Selection
14-15 November 2018
|European Case Law Identifier:||ECLI:EP:BA:2016:T136815.20160913|
|Date of decision:||13 September 2016|
|Case number:||T 1368/15|
|IPC class:||B62D 5/04
|Language of proceedings:||EN|
|Download and more information:||
|Title of application:||Steering apparatus in vehicle and industrial vehicle|
|Applicant name:||KABUSHIKI KAISHA TOYOTA JIDOSHOKKI|
|Opponent name:||STILL WAGNER GmbH|
|Relevant legal provisions:||
|Keywords:||Inventive step (no)
Reimbursement of appeal fee (no)
Summary of Facts and Submissions
I. European patent No. 1 279 585 was revoked by the decision of the Opposition Division posted on 4 May 2015. Against this decision an appeal was lodged by the Patentee on 6 July 2015 and the appeal fee was paid at the same time. The statement of grounds of appeal was filed on 28 August 2015.

Data shown
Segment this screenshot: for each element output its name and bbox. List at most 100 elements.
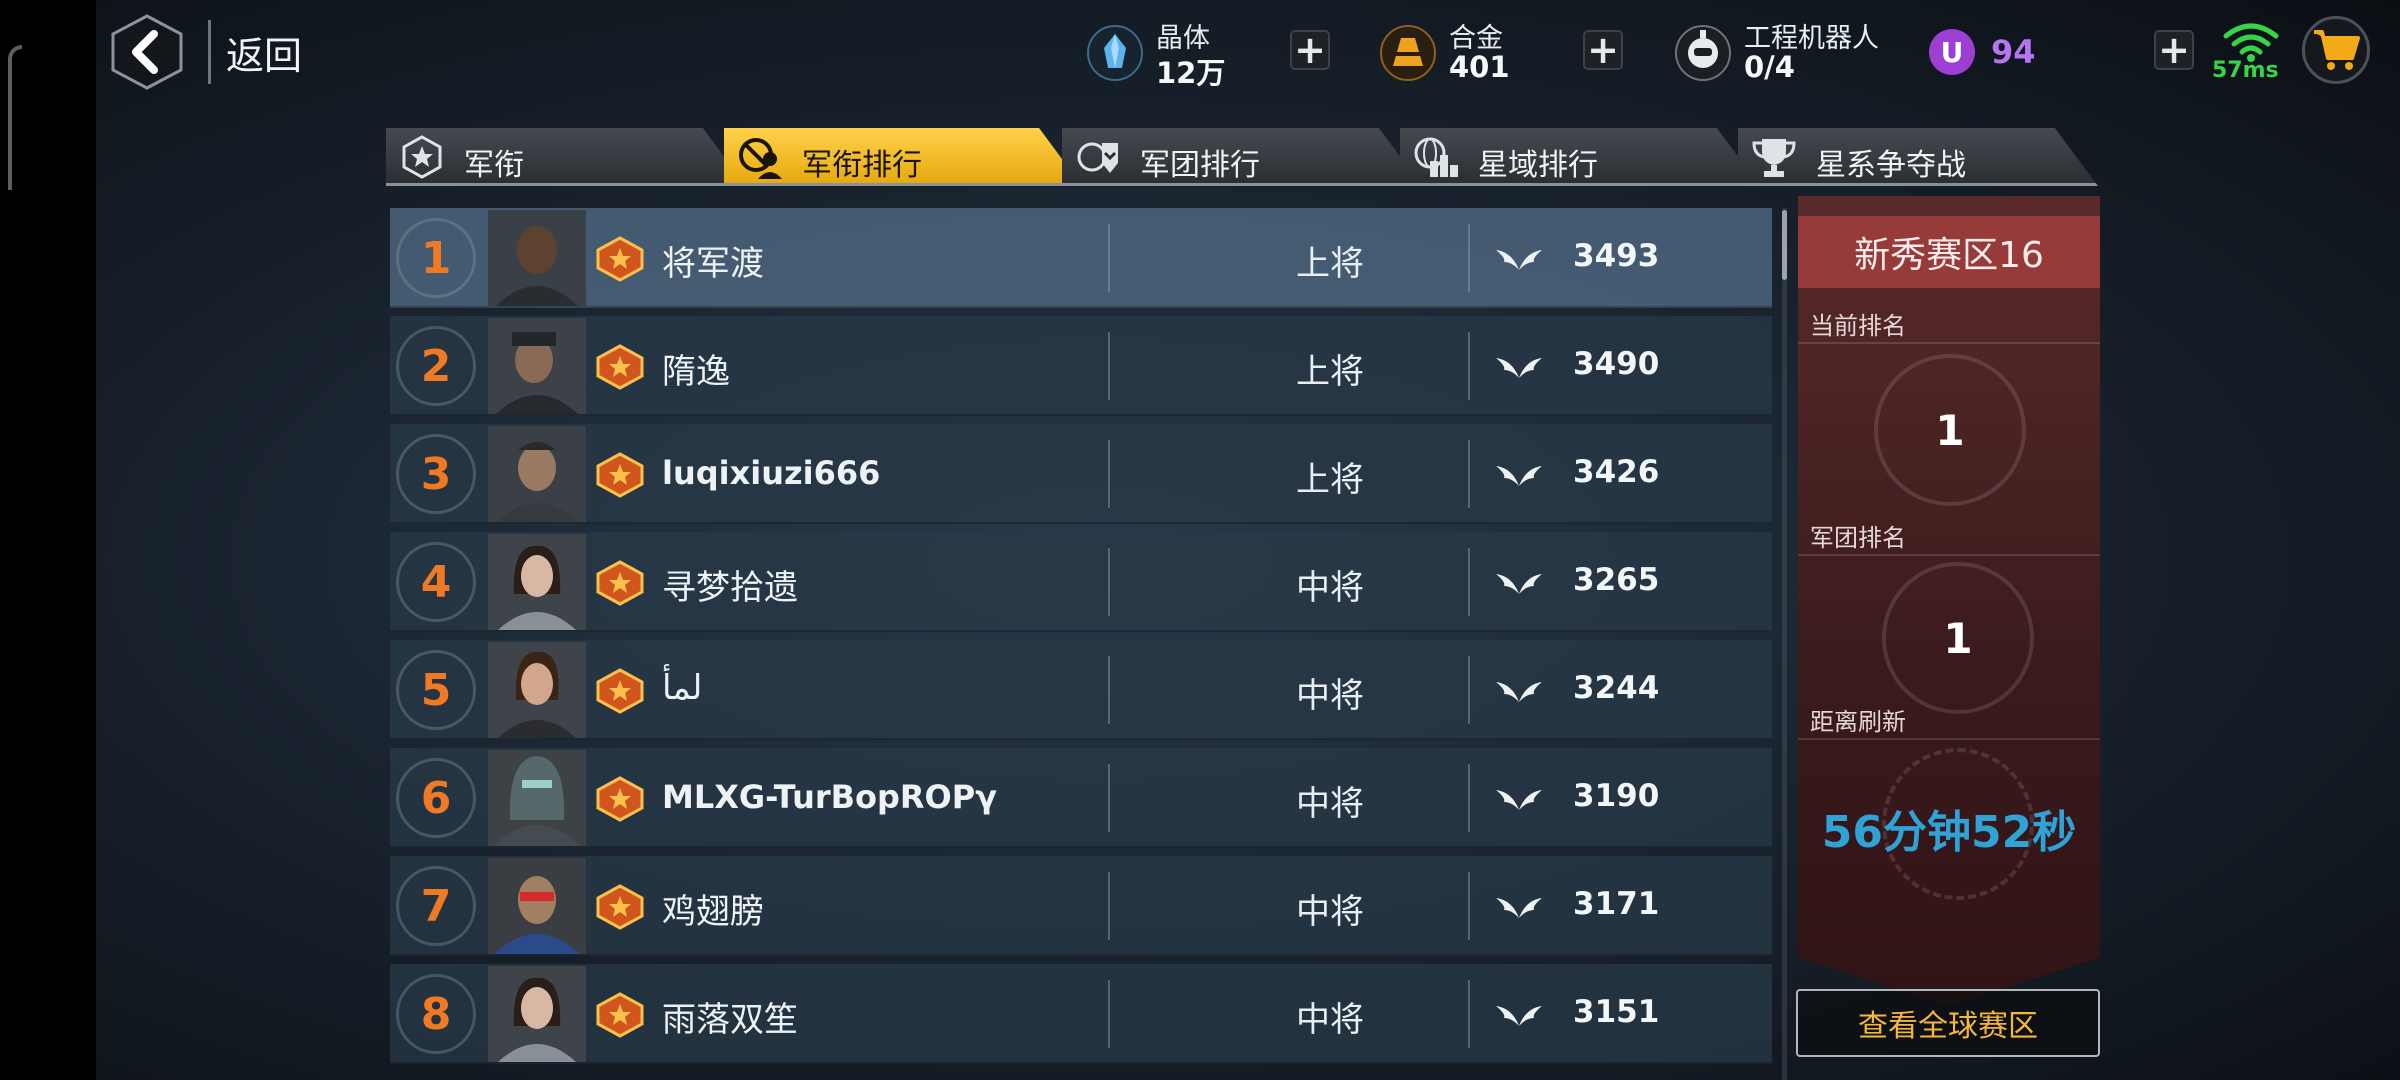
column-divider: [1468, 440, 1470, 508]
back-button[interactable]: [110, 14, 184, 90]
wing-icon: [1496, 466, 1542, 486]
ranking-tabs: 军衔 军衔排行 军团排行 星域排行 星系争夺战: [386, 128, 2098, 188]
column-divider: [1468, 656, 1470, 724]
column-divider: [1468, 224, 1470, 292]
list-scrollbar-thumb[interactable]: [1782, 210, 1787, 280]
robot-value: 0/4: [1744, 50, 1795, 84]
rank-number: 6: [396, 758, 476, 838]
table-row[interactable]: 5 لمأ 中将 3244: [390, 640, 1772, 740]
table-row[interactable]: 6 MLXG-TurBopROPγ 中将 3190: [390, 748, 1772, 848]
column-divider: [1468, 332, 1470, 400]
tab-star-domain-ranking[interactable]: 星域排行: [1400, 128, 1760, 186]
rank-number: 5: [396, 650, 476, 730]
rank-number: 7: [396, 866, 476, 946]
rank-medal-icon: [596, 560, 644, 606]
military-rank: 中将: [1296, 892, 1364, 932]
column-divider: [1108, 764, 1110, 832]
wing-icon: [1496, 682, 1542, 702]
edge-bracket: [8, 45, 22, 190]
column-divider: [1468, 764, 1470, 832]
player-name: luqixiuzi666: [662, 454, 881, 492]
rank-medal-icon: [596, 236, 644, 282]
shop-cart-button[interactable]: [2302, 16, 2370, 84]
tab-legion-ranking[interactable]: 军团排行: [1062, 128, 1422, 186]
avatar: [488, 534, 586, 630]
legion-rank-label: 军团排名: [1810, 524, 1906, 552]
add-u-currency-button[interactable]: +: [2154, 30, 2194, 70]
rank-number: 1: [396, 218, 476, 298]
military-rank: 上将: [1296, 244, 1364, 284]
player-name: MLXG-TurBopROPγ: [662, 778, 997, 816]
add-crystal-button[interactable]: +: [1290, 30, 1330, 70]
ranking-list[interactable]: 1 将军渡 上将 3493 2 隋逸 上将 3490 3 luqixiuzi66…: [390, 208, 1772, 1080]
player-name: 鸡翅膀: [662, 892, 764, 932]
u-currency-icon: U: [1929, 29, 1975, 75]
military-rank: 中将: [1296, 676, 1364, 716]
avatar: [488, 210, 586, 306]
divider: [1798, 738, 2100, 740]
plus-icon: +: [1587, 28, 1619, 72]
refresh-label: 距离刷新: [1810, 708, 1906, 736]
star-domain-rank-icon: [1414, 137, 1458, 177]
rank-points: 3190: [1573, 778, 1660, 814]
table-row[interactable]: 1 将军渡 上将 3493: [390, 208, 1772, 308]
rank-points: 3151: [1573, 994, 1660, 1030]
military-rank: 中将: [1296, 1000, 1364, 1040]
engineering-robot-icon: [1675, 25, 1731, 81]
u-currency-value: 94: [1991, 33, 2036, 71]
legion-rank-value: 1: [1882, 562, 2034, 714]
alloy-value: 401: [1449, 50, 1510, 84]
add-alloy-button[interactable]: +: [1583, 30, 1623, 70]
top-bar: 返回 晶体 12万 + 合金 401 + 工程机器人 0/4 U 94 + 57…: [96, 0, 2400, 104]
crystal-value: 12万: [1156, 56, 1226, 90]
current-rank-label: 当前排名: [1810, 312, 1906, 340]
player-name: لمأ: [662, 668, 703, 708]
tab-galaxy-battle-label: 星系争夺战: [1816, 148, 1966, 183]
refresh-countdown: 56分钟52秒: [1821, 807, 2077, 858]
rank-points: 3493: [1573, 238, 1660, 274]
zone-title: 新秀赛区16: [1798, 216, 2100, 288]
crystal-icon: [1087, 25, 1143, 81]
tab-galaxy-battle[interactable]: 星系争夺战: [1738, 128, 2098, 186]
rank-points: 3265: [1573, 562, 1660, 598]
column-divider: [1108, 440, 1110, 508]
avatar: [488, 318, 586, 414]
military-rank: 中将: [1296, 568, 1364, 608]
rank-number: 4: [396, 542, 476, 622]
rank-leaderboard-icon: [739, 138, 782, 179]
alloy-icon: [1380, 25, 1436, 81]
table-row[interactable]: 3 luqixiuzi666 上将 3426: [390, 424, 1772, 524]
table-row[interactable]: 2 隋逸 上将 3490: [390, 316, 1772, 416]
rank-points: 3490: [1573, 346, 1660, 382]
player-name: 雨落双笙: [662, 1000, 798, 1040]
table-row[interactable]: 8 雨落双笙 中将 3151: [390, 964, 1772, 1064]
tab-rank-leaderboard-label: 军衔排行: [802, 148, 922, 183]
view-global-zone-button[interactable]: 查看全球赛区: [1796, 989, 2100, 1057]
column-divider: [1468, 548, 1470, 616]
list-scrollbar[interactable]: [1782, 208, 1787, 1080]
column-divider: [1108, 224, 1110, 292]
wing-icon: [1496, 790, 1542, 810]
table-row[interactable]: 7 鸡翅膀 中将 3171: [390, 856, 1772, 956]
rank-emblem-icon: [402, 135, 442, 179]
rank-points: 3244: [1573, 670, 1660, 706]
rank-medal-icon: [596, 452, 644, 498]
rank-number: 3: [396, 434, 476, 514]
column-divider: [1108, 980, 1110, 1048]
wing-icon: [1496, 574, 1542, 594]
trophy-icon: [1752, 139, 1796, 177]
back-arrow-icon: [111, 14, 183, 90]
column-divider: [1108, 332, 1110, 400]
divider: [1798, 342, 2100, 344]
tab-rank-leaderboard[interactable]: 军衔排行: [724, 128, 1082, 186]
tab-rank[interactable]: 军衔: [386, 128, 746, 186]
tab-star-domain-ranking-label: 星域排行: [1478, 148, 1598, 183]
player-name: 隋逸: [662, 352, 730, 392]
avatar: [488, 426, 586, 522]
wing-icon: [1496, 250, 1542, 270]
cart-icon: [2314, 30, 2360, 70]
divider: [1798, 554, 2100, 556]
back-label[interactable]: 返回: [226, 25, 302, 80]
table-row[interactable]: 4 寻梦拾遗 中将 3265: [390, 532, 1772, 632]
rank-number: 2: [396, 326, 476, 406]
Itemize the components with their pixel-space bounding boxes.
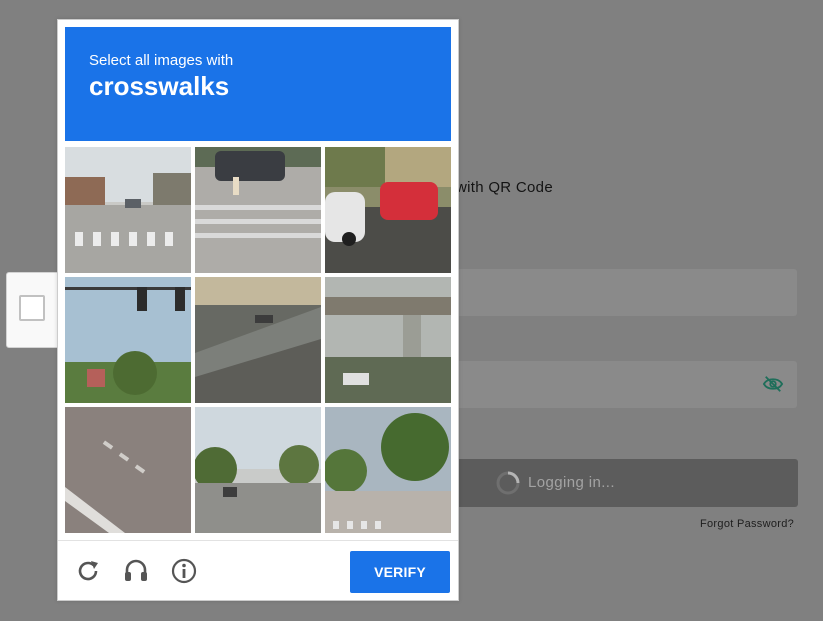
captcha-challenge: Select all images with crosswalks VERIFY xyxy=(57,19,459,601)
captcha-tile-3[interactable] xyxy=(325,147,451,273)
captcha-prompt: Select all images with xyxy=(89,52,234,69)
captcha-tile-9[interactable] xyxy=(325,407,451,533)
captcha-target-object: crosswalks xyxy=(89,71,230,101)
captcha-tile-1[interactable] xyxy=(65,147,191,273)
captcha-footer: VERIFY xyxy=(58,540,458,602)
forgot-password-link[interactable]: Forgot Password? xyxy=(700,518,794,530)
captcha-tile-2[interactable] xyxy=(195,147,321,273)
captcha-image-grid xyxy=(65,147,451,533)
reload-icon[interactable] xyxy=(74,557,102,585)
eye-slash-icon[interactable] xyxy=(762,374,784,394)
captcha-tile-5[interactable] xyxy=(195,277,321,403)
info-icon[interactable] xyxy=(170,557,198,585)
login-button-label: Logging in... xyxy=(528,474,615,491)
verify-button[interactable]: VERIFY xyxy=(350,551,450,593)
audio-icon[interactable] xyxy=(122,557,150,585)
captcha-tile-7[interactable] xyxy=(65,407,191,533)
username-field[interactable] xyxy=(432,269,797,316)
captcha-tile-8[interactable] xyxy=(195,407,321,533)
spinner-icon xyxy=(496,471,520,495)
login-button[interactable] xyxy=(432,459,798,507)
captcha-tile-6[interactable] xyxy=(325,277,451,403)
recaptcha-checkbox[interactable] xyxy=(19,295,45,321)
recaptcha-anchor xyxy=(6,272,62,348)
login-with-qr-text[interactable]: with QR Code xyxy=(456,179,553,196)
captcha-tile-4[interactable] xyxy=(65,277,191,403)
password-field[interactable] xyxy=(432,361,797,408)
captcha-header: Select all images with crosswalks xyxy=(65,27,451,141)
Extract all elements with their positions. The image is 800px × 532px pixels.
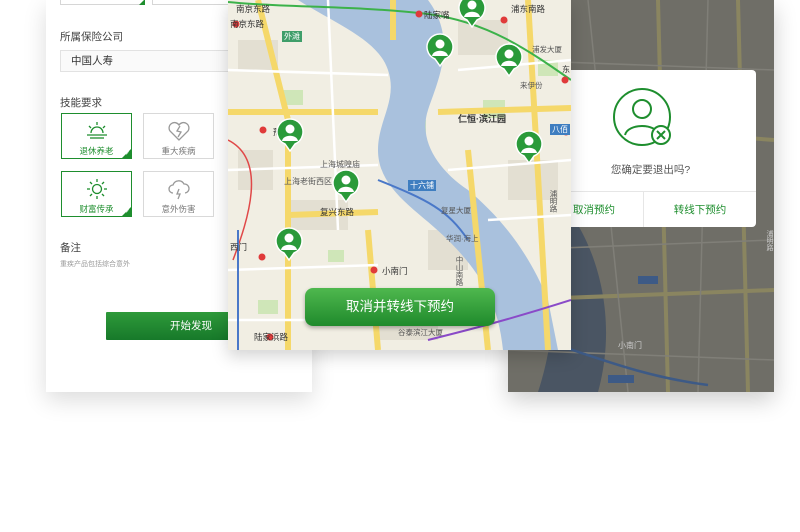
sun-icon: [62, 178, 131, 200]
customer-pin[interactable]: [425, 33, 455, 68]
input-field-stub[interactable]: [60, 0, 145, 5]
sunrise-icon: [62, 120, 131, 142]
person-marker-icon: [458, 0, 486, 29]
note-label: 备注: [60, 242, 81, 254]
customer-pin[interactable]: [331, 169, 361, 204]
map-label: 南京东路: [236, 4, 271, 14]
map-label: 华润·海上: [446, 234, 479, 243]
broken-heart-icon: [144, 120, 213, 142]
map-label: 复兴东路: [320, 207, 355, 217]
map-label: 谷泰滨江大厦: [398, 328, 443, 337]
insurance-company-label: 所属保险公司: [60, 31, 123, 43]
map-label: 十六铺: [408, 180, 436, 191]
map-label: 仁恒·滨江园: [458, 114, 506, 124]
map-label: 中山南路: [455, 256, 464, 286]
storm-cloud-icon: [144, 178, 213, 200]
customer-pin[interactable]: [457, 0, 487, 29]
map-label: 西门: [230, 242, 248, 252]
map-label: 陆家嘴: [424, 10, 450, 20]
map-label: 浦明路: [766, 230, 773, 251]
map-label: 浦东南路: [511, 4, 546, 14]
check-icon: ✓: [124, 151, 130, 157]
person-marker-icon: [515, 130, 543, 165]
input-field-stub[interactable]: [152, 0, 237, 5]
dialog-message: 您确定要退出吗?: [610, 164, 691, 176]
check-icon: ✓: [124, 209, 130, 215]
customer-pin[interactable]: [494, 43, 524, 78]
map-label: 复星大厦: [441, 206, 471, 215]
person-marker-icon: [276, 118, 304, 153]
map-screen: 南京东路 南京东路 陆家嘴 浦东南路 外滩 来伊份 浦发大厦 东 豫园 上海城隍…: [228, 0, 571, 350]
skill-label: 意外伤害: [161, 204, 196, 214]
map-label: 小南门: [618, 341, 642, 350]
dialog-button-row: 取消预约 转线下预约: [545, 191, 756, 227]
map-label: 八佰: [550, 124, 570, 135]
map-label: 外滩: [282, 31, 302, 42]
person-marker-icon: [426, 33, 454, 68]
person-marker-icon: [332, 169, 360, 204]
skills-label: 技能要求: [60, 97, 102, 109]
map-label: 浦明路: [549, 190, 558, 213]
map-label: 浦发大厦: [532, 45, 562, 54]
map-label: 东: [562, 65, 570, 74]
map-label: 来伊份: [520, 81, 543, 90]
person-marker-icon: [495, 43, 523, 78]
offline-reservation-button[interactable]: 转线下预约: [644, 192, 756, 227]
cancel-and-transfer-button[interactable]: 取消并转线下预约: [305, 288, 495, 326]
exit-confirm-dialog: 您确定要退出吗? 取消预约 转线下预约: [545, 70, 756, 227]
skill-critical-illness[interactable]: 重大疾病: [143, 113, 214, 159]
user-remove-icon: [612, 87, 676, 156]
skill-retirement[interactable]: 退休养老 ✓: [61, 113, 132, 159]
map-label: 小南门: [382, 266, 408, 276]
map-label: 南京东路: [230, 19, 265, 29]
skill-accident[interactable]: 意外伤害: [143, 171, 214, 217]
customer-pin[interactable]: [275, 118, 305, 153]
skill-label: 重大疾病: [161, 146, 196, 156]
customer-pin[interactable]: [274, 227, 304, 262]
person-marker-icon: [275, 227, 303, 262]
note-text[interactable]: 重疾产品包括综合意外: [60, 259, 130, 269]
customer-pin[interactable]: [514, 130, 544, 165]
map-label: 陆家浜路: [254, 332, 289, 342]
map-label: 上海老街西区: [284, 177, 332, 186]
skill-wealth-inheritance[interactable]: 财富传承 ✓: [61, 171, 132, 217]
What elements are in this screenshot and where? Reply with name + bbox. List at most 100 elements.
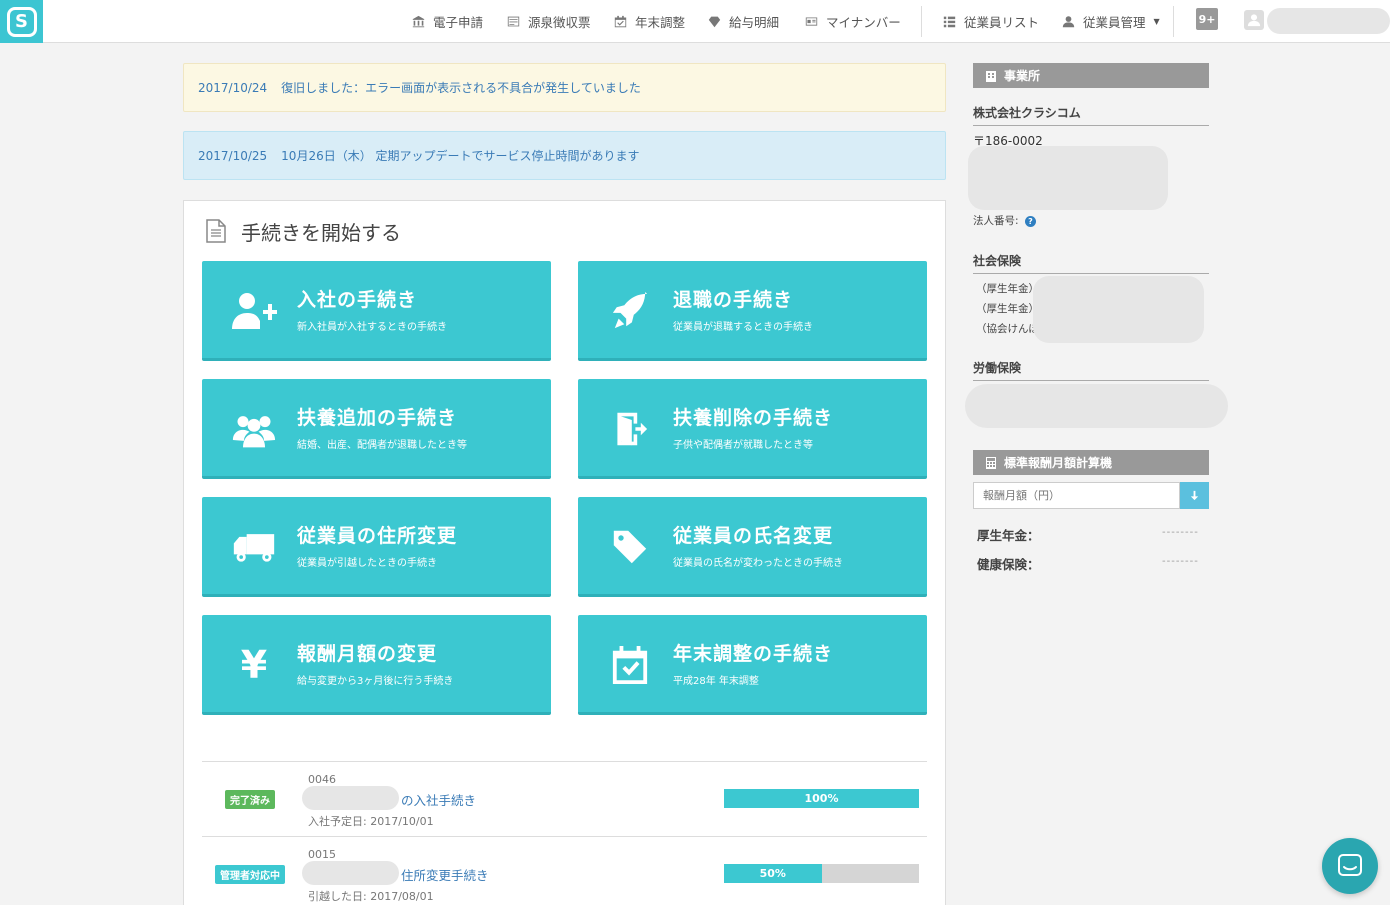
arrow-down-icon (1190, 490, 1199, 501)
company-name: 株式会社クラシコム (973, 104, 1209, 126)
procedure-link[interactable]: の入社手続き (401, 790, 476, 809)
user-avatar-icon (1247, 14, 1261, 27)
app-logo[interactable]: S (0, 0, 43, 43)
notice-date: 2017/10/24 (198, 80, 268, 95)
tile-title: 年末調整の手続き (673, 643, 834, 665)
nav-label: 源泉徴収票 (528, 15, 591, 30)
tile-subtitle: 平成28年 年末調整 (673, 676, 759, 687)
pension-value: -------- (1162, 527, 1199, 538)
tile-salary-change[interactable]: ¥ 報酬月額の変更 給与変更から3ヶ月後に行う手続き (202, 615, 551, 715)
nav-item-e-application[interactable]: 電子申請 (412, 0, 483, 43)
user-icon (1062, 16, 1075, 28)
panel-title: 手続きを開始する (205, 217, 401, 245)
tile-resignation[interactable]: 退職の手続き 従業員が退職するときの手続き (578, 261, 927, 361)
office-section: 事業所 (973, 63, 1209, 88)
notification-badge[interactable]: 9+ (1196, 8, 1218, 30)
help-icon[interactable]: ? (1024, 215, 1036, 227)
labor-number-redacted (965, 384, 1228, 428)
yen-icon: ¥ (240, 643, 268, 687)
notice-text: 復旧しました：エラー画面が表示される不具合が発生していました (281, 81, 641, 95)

Tasks to carry out
1. Copy the appeal decision word for word, from "Summary of Facts" up to and including "28 August 2015.".
2. Resume the appeal decision from the point where it stops.
The rows are separate material and have nothing to do with the appeal decision.

Answers to the tasks
1.
Summary of Facts and Submissions
I. European patent No. 1 279 585 was revoked by the decision of the Opposition Division posted on 4 May 2015. Against this decision an appeal was lodged by the Patentee on 6 July 2015 and the appeal fee was paid at the same time. The statement of grounds of appeal was filed on 28 August 2015.

2.
II. Oral proceedings were held on 13 September 2016. The Appellant (Patentee) requested that the decision under appeal be set aside and that the patent be maintained in amended form on the basis of the set of claims of the sixth auxiliary request, as filed on 11 March 2015 during opposition proceedings, corresponding to the sixth auxiliary request as filed on 21 March 2013 during oral proceedings before the Board of Appeal (main request), or, in the alternative, on the basis of the set of claims of said sixth auxiliary request and amended page 6 of the description of the patent specification. The Appellant further requested the reimbursement of the appeal fee.
The Respondent (Opponent) requested that the appeal be dismissed.
III. In the decision under appeal, the Opposition Division came to the conclusion that the subject-matter of claim 1 according to said sixth auxiliary request was novel but not inventive over the steering apparatus disclosed by a public prior use.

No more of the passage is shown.